**STORED ROWS**
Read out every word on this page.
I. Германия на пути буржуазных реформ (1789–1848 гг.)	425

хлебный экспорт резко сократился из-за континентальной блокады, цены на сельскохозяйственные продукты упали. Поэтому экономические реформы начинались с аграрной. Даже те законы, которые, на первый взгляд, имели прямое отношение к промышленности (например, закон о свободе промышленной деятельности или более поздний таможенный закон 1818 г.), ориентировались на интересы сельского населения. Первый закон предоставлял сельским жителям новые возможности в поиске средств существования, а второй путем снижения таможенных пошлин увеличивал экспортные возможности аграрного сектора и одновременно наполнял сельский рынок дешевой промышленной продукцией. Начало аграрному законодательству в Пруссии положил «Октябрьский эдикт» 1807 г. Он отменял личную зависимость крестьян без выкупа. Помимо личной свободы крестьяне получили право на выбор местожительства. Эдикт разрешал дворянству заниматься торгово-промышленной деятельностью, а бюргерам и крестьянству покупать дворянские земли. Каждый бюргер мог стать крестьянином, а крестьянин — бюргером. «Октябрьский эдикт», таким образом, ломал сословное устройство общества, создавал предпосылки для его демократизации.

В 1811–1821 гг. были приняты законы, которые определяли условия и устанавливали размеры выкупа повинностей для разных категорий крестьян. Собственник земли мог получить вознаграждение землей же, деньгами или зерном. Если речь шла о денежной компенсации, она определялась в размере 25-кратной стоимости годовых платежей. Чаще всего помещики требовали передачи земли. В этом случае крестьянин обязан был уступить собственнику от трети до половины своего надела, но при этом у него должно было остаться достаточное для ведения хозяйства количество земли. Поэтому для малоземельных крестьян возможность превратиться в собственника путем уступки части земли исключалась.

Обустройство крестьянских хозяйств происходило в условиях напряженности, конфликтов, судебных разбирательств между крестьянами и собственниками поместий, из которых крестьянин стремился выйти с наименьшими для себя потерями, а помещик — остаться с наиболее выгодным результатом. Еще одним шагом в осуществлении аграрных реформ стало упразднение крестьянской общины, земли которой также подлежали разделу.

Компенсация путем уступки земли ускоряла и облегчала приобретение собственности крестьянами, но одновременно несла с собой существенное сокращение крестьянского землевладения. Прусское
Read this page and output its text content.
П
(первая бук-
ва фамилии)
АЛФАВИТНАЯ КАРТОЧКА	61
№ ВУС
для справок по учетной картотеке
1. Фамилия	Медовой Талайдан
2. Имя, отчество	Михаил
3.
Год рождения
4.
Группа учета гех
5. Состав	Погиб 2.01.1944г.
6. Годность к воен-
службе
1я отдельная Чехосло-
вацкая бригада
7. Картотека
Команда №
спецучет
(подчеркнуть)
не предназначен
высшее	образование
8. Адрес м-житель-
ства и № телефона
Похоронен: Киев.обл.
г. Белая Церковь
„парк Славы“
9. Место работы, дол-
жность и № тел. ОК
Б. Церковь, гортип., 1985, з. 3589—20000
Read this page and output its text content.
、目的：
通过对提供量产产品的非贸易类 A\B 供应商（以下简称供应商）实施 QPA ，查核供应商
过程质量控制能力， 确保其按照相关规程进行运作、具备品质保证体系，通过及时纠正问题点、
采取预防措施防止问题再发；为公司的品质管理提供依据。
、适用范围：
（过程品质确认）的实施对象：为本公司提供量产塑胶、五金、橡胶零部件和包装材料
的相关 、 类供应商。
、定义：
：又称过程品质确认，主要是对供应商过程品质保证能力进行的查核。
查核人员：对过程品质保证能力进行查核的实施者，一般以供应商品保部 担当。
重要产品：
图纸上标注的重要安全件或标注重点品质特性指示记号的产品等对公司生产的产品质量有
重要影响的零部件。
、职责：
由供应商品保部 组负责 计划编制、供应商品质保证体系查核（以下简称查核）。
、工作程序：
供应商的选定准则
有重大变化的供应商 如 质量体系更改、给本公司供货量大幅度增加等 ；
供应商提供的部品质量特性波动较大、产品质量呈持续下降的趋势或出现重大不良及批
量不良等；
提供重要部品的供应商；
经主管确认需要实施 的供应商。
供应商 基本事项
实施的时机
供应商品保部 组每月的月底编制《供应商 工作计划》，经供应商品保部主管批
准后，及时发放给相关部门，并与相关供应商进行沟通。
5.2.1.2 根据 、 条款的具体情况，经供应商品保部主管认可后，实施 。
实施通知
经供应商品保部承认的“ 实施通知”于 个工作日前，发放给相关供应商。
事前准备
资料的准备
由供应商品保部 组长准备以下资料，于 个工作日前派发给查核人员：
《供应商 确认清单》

**EXERCISE REQUIREMENTS**
Restate each entry exactly, skipping none.

**SOLVED EXERCISE**
Read out every word on this page.
I. Германия на пути буржуазных реформ (1789–1848 гг.)	425

хлебный экспорт резко сократился из-за континентальной блокады, цены на сельскохозяйственные продукты упали. Поэтому экономические реформы начинались с аграрной. Даже те законы, которые, на первый взгляд, имели прямое отношение к промышленности (например, закон о свободе промышленной деятельности или более поздний таможенный закон 1818 г.), ориентировались на интересы сельского населения. Первый закон предоставлял сельским жителям новые возможности в поиске средств существования, а второй путем снижения таможенных пошлин увеличивал экспортные возможности аграрного сектора и одновременно наполнял сельский рынок дешевой промышленной продукцией. Начало аграрному законодательству в Пруссии положил «Октябрьский эдикт» 1807 г. Он отменял личную зависимость крестьян без выкупа. Помимо личной свободы крестьяне получили право на выбор местожительства. Эдикт разрешал дворянству заниматься торгово-промышленной деятельностью, а бюргерам и крестьянству покупать дворянские земли. Каждый бюргер мог стать крестьянином, а крестьянин — бюргером. «Октябрьский эдикт», таким образом, ломал сословное устройство общества, создавал предпосылки для его демократизации.

В 1811–1821 гг. были приняты законы, которые определяли условия и устанавливали размеры выкупа повинностей для разных категорий крестьян. Собственник земли мог получить вознаграждение землей же, деньгами или зерном. Если речь шла о денежной компенсации, она определялась в размере 25-кратной стоимости годовых платежей. Чаще всего помещики требовали передачи земли. В этом случае крестьянин обязан был уступить собственнику от трети до половины своего надела, но при этом у него должно было остаться достаточное для ведения хозяйства количество земли. Поэтому для малоземельных крестьян возможность превратиться в собственника путем уступки части земли исключалась.

Обустройство крестьянских хозяйств происходило в условиях напряженности, конфликтов, судебных разбирательств между крестьянами и собственниками поместий, из которых крестьянин стремился выйти с наименьшими для себя потерями, а помещик — остаться с наиболее выгодным результатом. Еще одним шагом в осуществлении аграрных реформ стало упразднение крестьянской общины, земли которой также подлежали разделу.

Компенсация путем уступки земли ускоряла и облегчала приобретение собственности крестьянами, но одновременно несла с собой существенное сокращение крестьянского землевладения. Прусское
Read this page and output its text content.
П
(первая бук-
ва фамилии)
АЛФАВИТНАЯ КАРТОЧКА	61
№ ВУС
для справок по учетной картотеке
1. Фамилия	Медовой Талайдан
2. Имя, отчество	Михаил
3.
Год рождения
4.
Группа учета гех
5. Состав	Погиб 2.01.1944г.
6. Годность к воен-
службе
1я отдельная Чехосло-
вацкая бригада
7. Картотека
Команда №
спецучет
(подчеркнуть)
не предназначен
высшее	образование
8. Адрес м-житель-
ства и № телефона
Похоронен: Киев.обл.
г. Белая Церковь
„парк Славы“
9. Место работы, дол-
жность и № тел. ОК
Б. Церковь, гортип., 1985, з. 3589—20000
Read this page and output its text content.
、目的：
通过对提供量产产品的非贸易类 A\B 供应商（以下简称供应商）实施 QPA ，查核供应商
过程质量控制能力， 确保其按照相关规程进行运作、具备品质保证体系，通过及时纠正问题点、
采取预防措施防止问题再发；为公司的品质管理提供依据。
、适用范围：
（过程品质确认）的实施对象：为本公司提供量产塑胶、五金、橡胶零部件和包装材料
的相关 、 类供应商。
、定义：
：又称过程品质确认，主要是对供应商过程品质保证能力进行的查核。
查核人员：对过程品质保证能力进行查核的实施者，一般以供应商品保部 担当。
重要产品：
图纸上标注的重要安全件或标注重点品质特性指示记号的产品等对公司生产的产品质量有
重要影响的零部件。
、职责：
由供应商品保部 组负责 计划编制、供应商品质保证体系查核（以下简称查核）。
、工作程序：
供应商的选定准则
有重大变化的供应商 如 质量体系更改、给本公司供货量大幅度增加等 ；
供应商提供的部品质量特性波动较大、产品质量呈持续下降的趋势或出现重大不良及批
量不良等；
提供重要部品的供应商；
经主管确认需要实施 的供应商。
供应商 基本事项
实施的时机
供应商品保部 组每月的月底编制《供应商 工作计划》，经供应商品保部主管批
准后，及时发放给相关部门，并与相关供应商进行沟通。
5.2.1.2 根据 、 条款的具体情况，经供应商品保部主管认可后，实施 。
实施通知
经供应商品保部承认的“ 实施通知”于 个工作日前，发放给相关供应商。
事前准备
资料的准备
由供应商品保部 组长准备以下资料，于 个工作日前派发给查核人员：
《供应商 确认清单》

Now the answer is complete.